== Work to complete ==
Would it be possible to quote, exactly and in full, the lines from the one with "Parse this screenshot: output" through the end of the entries below?

== Given data ==
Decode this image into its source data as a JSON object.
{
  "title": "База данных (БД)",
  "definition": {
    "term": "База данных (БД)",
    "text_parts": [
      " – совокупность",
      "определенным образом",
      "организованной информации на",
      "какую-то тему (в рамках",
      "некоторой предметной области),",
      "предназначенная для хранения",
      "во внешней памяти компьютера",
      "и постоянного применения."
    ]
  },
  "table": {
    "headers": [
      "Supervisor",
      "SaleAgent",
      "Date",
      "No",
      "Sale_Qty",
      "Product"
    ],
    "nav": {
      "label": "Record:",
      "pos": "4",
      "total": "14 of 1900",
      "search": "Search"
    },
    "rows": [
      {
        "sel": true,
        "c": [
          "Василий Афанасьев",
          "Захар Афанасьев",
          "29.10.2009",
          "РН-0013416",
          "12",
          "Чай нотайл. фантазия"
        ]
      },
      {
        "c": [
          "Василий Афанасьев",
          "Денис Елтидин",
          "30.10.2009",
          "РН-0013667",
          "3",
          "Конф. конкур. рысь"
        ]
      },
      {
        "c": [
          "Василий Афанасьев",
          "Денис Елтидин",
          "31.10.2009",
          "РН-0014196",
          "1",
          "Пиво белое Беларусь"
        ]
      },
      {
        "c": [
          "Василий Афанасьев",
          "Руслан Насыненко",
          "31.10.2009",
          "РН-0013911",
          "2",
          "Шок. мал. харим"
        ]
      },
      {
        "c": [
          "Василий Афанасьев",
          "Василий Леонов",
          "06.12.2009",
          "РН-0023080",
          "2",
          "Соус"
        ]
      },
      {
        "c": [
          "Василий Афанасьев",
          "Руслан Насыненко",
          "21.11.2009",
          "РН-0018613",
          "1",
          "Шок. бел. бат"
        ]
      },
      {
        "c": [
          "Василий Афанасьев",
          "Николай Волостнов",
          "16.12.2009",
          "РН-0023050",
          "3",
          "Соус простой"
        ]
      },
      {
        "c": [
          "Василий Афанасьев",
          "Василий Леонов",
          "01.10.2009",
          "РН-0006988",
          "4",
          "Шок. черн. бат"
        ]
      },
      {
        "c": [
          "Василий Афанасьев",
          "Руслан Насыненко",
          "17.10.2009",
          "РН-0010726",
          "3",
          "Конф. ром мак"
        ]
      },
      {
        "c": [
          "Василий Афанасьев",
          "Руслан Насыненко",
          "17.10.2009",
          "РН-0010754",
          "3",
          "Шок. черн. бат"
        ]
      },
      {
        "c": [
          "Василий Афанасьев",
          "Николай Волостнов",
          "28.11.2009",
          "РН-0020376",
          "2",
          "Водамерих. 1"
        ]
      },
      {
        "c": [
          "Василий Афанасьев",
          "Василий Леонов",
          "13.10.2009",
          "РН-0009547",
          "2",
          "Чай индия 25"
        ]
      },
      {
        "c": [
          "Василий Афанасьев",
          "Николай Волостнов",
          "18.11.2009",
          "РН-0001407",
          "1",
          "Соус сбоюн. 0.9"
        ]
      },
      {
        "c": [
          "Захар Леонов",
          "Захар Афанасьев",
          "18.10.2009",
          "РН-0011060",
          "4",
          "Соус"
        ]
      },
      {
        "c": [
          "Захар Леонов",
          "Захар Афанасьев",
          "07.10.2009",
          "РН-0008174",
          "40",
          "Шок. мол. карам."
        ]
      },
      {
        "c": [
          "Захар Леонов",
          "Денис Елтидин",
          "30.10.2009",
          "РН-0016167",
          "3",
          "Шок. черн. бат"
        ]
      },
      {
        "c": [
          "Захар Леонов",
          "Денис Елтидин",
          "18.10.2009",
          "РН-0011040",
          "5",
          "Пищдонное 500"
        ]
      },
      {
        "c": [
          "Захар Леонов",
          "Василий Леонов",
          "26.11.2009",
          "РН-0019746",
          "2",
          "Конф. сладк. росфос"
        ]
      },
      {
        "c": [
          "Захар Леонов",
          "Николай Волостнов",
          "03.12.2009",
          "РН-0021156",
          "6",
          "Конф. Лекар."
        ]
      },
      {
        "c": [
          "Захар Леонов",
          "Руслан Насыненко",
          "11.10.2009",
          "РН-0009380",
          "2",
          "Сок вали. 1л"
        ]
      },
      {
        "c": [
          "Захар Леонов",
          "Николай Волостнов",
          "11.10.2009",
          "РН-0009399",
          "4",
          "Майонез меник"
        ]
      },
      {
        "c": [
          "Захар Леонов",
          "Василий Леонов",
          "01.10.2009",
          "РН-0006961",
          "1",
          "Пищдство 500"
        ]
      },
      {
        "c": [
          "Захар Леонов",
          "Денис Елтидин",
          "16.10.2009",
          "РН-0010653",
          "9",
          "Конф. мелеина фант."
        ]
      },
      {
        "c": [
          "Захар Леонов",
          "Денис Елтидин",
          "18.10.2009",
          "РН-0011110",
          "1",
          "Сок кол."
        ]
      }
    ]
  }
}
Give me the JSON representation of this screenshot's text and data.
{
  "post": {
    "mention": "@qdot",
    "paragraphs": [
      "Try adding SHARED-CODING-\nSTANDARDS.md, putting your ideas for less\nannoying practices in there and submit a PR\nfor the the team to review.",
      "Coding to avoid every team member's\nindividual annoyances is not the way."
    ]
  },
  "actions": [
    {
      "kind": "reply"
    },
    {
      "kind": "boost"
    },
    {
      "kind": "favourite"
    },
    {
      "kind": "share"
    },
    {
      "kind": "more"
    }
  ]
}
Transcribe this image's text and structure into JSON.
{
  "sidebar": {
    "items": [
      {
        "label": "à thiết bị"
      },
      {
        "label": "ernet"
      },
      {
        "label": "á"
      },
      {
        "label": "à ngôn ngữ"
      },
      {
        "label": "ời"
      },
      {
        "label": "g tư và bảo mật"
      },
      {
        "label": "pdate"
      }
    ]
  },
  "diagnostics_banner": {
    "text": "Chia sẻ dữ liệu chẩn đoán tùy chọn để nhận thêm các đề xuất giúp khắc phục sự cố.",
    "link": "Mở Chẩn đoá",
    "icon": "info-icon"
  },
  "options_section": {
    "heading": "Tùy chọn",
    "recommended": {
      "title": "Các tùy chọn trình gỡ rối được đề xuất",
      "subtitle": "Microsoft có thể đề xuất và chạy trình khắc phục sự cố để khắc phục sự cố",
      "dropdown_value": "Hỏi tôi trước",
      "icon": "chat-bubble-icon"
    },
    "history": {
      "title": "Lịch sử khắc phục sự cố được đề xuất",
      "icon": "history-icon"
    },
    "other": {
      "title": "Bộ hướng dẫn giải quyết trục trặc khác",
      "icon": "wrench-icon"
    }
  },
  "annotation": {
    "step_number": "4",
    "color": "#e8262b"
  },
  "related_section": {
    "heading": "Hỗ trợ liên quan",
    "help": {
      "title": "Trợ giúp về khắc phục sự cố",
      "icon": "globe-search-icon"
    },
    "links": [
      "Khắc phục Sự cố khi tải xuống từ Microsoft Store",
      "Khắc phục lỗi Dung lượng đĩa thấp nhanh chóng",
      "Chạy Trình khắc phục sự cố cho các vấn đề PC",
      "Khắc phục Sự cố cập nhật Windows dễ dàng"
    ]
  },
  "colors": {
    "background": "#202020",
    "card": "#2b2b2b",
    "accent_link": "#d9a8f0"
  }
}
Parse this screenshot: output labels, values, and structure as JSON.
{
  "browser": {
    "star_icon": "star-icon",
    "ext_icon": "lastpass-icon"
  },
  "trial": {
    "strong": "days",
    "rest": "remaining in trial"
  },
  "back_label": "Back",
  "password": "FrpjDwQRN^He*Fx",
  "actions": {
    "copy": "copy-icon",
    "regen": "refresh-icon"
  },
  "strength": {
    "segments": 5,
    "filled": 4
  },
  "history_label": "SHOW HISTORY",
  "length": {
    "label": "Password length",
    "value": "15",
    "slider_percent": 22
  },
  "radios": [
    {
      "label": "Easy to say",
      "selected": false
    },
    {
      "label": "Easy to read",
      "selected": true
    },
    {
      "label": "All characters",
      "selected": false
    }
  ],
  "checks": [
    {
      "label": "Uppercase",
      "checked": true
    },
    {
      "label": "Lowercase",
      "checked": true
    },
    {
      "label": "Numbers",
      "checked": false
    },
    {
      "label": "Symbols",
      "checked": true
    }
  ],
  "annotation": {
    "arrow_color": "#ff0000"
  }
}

== Completed task ==
Parse this screenshot: output labels, values, and structure as JSON.
{
  "browser": {
    "star_icon": "star-icon",
    "ext_icon": "lastpass-icon"
  },
  "trial": {
    "strong": "days",
    "rest": "remaining in trial"
  },
  "back_label": "Back",
  "password": "FrpjDwQRN^He*Fx",
  "actions": {
    "copy": "copy-icon",
    "regen": "refresh-icon"
  },
  "strength": {
    "segments": 5,
    "filled": 4
  },
  "history_label": "SHOW HISTORY",
  "length": {
    "label": "Password length",
    "value": "15",
    "slider_percent": 22
  },
  "radios": [
    {
      "label": "Easy to say",
      "selected": false
    },
    {
      "label": "Easy to read",
      "selected": true
    },
    {
      "label": "All characters",
      "selected": false
    }
  ],
  "checks": [
    {
      "label": "Uppercase",
      "checked": true
    },
    {
      "label": "Lowercase",
      "checked": true
    },
    {
      "label": "Numbers",
      "checked": false
    },
    {
      "label": "Symbols",
      "checked": true
    }
  ],
  "annotation": {
    "arrow_color": "#ff0000"
  }
}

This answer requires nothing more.